◆ EXTRACTED DATA
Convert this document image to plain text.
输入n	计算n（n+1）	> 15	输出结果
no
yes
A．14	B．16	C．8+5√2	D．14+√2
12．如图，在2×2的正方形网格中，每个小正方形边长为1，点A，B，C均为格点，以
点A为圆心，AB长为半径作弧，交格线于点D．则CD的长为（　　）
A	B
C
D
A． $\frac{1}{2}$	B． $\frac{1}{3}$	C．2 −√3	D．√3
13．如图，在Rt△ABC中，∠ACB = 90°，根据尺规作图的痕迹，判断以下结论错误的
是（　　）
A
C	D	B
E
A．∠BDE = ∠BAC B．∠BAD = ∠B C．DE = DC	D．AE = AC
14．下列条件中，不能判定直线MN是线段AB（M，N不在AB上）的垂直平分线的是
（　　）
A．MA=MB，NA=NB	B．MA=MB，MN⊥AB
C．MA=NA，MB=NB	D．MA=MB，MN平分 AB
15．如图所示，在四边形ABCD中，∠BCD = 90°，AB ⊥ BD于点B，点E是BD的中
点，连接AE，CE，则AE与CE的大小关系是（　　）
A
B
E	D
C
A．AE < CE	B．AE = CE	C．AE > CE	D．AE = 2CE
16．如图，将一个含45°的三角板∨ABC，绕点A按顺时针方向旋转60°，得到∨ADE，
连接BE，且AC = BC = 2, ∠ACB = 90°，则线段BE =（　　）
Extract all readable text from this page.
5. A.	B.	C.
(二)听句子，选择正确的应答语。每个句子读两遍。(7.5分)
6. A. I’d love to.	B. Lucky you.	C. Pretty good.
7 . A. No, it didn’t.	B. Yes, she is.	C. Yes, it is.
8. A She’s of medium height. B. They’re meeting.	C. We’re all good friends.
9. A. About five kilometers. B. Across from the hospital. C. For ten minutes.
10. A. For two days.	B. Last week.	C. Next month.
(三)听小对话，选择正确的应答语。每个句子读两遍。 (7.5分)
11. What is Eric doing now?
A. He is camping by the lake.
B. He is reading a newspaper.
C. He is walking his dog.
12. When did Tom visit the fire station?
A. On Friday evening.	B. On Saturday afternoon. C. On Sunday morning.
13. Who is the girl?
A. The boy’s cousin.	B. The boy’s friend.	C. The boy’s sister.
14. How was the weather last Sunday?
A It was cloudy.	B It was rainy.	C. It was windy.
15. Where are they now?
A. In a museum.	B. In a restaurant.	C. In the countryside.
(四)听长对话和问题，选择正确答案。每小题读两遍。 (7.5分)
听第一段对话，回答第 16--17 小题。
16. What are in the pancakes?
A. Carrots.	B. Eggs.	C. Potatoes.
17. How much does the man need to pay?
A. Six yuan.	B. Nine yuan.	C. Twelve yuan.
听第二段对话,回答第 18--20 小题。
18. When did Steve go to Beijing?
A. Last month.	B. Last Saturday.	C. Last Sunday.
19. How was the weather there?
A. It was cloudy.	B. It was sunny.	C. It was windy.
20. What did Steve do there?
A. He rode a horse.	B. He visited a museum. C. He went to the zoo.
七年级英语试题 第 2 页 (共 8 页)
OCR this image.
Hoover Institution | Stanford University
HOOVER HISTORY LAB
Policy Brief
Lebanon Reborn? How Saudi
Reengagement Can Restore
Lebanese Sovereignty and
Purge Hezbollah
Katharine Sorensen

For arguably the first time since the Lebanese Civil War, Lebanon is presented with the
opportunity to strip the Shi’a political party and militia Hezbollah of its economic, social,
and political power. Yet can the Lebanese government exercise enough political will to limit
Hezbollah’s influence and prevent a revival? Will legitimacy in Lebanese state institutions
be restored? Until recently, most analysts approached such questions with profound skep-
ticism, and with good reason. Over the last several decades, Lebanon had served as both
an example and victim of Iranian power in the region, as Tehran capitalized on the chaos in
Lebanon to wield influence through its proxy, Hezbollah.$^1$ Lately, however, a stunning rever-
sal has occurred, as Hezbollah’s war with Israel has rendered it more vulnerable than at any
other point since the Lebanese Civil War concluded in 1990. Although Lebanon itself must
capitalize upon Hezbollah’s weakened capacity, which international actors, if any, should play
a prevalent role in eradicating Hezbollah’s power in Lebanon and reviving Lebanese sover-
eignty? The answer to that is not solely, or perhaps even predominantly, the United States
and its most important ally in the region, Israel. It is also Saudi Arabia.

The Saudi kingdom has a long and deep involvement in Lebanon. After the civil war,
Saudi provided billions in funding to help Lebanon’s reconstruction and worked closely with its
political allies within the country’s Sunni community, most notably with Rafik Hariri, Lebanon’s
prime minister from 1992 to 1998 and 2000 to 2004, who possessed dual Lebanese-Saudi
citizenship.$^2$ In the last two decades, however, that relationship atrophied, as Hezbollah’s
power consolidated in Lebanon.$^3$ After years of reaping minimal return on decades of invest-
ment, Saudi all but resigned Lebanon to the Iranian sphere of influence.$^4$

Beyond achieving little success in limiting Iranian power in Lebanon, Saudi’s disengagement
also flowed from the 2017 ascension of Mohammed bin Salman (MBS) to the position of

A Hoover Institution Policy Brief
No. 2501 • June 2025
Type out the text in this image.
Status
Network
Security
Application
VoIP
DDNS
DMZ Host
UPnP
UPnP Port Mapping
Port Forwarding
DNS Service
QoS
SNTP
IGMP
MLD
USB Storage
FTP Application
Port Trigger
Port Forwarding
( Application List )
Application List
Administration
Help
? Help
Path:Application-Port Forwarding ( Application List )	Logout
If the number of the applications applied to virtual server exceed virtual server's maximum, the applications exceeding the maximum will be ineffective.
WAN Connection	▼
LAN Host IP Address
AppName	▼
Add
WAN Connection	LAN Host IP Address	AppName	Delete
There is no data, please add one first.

◆ TASK TO CARRY OUT
Repeat all the entries word for word.

◆ SOLUTION FOR THIS TASK
Convert this document image to plain text.
输入n	计算n（n+1）	> 15	输出结果
no
yes
A．14	B．16	C．8+5√2	D．14+√2
12．如图，在2×2的正方形网格中，每个小正方形边长为1，点A，B，C均为格点，以
点A为圆心，AB长为半径作弧，交格线于点D．则CD的长为（　　）
A	B
C
D
A． $\frac{1}{2}$	B． $\frac{1}{3}$	C．2 −√3	D．√3
13．如图，在Rt△ABC中，∠ACB = 90°，根据尺规作图的痕迹，判断以下结论错误的
是（　　）
A
C	D	B
E
A．∠BDE = ∠BAC B．∠BAD = ∠B C．DE = DC	D．AE = AC
14．下列条件中，不能判定直线MN是线段AB（M，N不在AB上）的垂直平分线的是
（　　）
A．MA=MB，NA=NB	B．MA=MB，MN⊥AB
C．MA=NA，MB=NB	D．MA=MB，MN平分 AB
15．如图所示，在四边形ABCD中，∠BCD = 90°，AB ⊥ BD于点B，点E是BD的中
点，连接AE，CE，则AE与CE的大小关系是（　　）
A
B
E	D
C
A．AE < CE	B．AE = CE	C．AE > CE	D．AE = 2CE
16．如图，将一个含45°的三角板∨ABC，绕点A按顺时针方向旋转60°，得到∨ADE，
连接BE，且AC = BC = 2, ∠ACB = 90°，则线段BE =（　　）
Extract all readable text from this page.
5. A.	B.	C.
(二)听句子，选择正确的应答语。每个句子读两遍。(7.5分)
6. A. I’d love to.	B. Lucky you.	C. Pretty good.
7 . A. No, it didn’t.	B. Yes, she is.	C. Yes, it is.
8. A She’s of medium height. B. They’re meeting.	C. We’re all good friends.
9. A. About five kilometers. B. Across from the hospital. C. For ten minutes.
10. A. For two days.	B. Last week.	C. Next month.
(三)听小对话，选择正确的应答语。每个句子读两遍。 (7.5分)
11. What is Eric doing now?
A. He is camping by the lake.
B. He is reading a newspaper.
C. He is walking his dog.
12. When did Tom visit the fire station?
A. On Friday evening.	B. On Saturday afternoon. C. On Sunday morning.
13. Who is the girl?
A. The boy’s cousin.	B. The boy’s friend.	C. The boy’s sister.
14. How was the weather last Sunday?
A It was cloudy.	B It was rainy.	C. It was windy.
15. Where are they now?
A. In a museum.	B. In a restaurant.	C. In the countryside.
(四)听长对话和问题，选择正确答案。每小题读两遍。 (7.5分)
听第一段对话，回答第 16--17 小题。
16. What are in the pancakes?
A. Carrots.	B. Eggs.	C. Potatoes.
17. How much does the man need to pay?
A. Six yuan.	B. Nine yuan.	C. Twelve yuan.
听第二段对话,回答第 18--20 小题。
18. When did Steve go to Beijing?
A. Last month.	B. Last Saturday.	C. Last Sunday.
19. How was the weather there?
A. It was cloudy.	B. It was sunny.	C. It was windy.
20. What did Steve do there?
A. He rode a horse.	B. He visited a museum. C. He went to the zoo.
七年级英语试题 第 2 页 (共 8 页)
OCR this image.
Hoover Institution | Stanford University
HOOVER HISTORY LAB
Policy Brief
Lebanon Reborn? How Saudi
Reengagement Can Restore
Lebanese Sovereignty and
Purge Hezbollah
Katharine Sorensen

For arguably the first time since the Lebanese Civil War, Lebanon is presented with the
opportunity to strip the Shi’a political party and militia Hezbollah of its economic, social,
and political power. Yet can the Lebanese government exercise enough political will to limit
Hezbollah’s influence and prevent a revival? Will legitimacy in Lebanese state institutions
be restored? Until recently, most analysts approached such questions with profound skep-
ticism, and with good reason. Over the last several decades, Lebanon had served as both
an example and victim of Iranian power in the region, as Tehran capitalized on the chaos in
Lebanon to wield influence through its proxy, Hezbollah.$^1$ Lately, however, a stunning rever-
sal has occurred, as Hezbollah’s war with Israel has rendered it more vulnerable than at any
other point since the Lebanese Civil War concluded in 1990. Although Lebanon itself must
capitalize upon Hezbollah’s weakened capacity, which international actors, if any, should play
a prevalent role in eradicating Hezbollah’s power in Lebanon and reviving Lebanese sover-
eignty? The answer to that is not solely, or perhaps even predominantly, the United States
and its most important ally in the region, Israel. It is also Saudi Arabia.

The Saudi kingdom has a long and deep involvement in Lebanon. After the civil war,
Saudi provided billions in funding to help Lebanon’s reconstruction and worked closely with its
political allies within the country’s Sunni community, most notably with Rafik Hariri, Lebanon’s
prime minister from 1992 to 1998 and 2000 to 2004, who possessed dual Lebanese-Saudi
citizenship.$^2$ In the last two decades, however, that relationship atrophied, as Hezbollah’s
power consolidated in Lebanon.$^3$ After years of reaping minimal return on decades of invest-
ment, Saudi all but resigned Lebanon to the Iranian sphere of influence.$^4$

Beyond achieving little success in limiting Iranian power in Lebanon, Saudi’s disengagement
also flowed from the 2017 ascension of Mohammed bin Salman (MBS) to the position of

A Hoover Institution Policy Brief
No. 2501 • June 2025
Type out the text in this image.
Status
Network
Security
Application
VoIP
DDNS
DMZ Host
UPnP
UPnP Port Mapping
Port Forwarding
DNS Service
QoS
SNTP
IGMP
MLD
USB Storage
FTP Application
Port Trigger
Port Forwarding
( Application List )
Application List
Administration
Help
? Help
Path:Application-Port Forwarding ( Application List )	Logout
If the number of the applications applied to virtual server exceed virtual server's maximum, the applications exceeding the maximum will be ineffective.
WAN Connection	▼
LAN Host IP Address
AppName	▼
Add
WAN Connection	LAN Host IP Address	AppName	Delete
There is no data, please add one first.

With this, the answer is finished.